### EXERCISE DETAILS
Write every entry out again exactly, please, and skip the pictures.

### GIVEN DATA
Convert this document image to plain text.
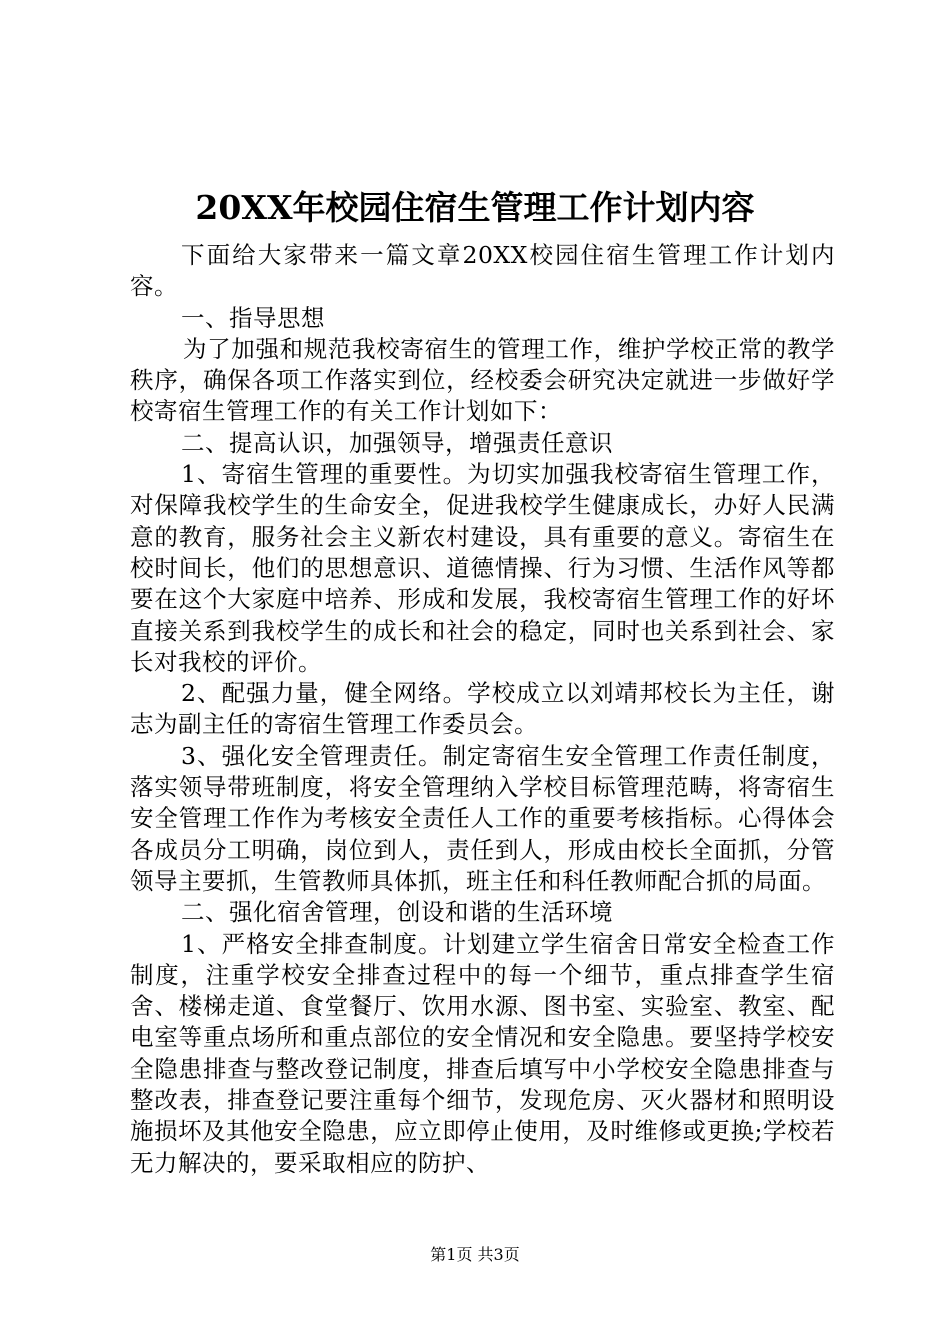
20XX年校园住宿生管理工作计划内容

下面给大家带来一篇文章20XX校园住宿生管理工作计划内容。

一、指导思想

为了加强和规范我校寄宿生的管理工作，维护学校正常的教学秩序，确保各项工作落实到位，经校委会研究决定就进一步做好学校寄宿生管理工作的有关工作计划如下：

二、提高认识，加强领导，增强责任意识

1、寄宿生管理的重要性。为切实加强我校寄宿生管理工作，对保障我校学生的生命安全，促进我校学生健康成长，办好人民满意的教育，服务社会主义新农村建设，具有重要的意义。寄宿生在校时间长，他们的思想意识、道德情操、行为习惯、生活作风等都要在这个大家庭中培养、形成和发展，我校寄宿生管理工作的好坏直接关系到我校学生的成长和社会的稳定，同时也关系到社会、家长对我校的评价。

2、配强力量，健全网络。学校成立以刘靖邦校长为主任，谢志为副主任的寄宿生管理工作委员会。

3、强化安全管理责任。制定寄宿生安全管理工作责任制度，落实领导带班制度，将安全管理纳入学校目标管理范畴，将寄宿生安全管理工作作为考核安全责任人工作的重要考核指标。心得体会各成员分工明确，岗位到人，责任到人，形成由校长全面抓，分管领导主要抓，生管教师具体抓，班主任和科任教师配合抓的局面。

二、强化宿舍管理，创设和谐的生活环境

1、严格安全排查制度。计划建立学生宿舍日常安全检查工作制度，注重学校安全排查过程中的每一个细节，重点排查学生宿舍、楼梯走道、食堂餐厅、饮用水源、图书室、实验室、教室、配电室等重点场所和重点部位的安全情况和安全隐患。要坚持学校安全隐患排查与整改登记制度，排查后填写中小学校安全隐患排查与整改表，排查登记要注重每个细节，发现危房、灭火器材和照明设施损坏及其他安全隐患，应立即停止使用，及时维修或更换;学校若无力解决的，要采取相应的防护、

第1页 共3页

### COMPLETE RESPONSE
Convert this document image to plain text.
20XX年校园住宿生管理工作计划内容

下面给大家带来一篇文章20XX校园住宿生管理工作计划内容。

一、指导思想

为了加强和规范我校寄宿生的管理工作，维护学校正常的教学秩序，确保各项工作落实到位，经校委会研究决定就进一步做好学校寄宿生管理工作的有关工作计划如下：

二、提高认识，加强领导，增强责任意识

1、寄宿生管理的重要性。为切实加强我校寄宿生管理工作，对保障我校学生的生命安全，促进我校学生健康成长，办好人民满意的教育，服务社会主义新农村建设，具有重要的意义。寄宿生在校时间长，他们的思想意识、道德情操、行为习惯、生活作风等都要在这个大家庭中培养、形成和发展，我校寄宿生管理工作的好坏直接关系到我校学生的成长和社会的稳定，同时也关系到社会、家长对我校的评价。

2、配强力量，健全网络。学校成立以刘靖邦校长为主任，谢志为副主任的寄宿生管理工作委员会。

3、强化安全管理责任。制定寄宿生安全管理工作责任制度，落实领导带班制度，将安全管理纳入学校目标管理范畴，将寄宿生安全管理工作作为考核安全责任人工作的重要考核指标。心得体会各成员分工明确，岗位到人，责任到人，形成由校长全面抓，分管领导主要抓，生管教师具体抓，班主任和科任教师配合抓的局面。

二、强化宿舍管理，创设和谐的生活环境

1、严格安全排查制度。计划建立学生宿舍日常安全检查工作制度，注重学校安全排查过程中的每一个细节，重点排查学生宿舍、楼梯走道、食堂餐厅、饮用水源、图书室、实验室、教室、配电室等重点场所和重点部位的安全情况和安全隐患。要坚持学校安全隐患排查与整改登记制度，排查后填写中小学校安全隐患排查与整改表，排查登记要注重每个细节，发现危房、灭火器材和照明设施损坏及其他安全隐患，应立即停止使用，及时维修或更换;学校若无力解决的，要采取相应的防护、

第1页 共3页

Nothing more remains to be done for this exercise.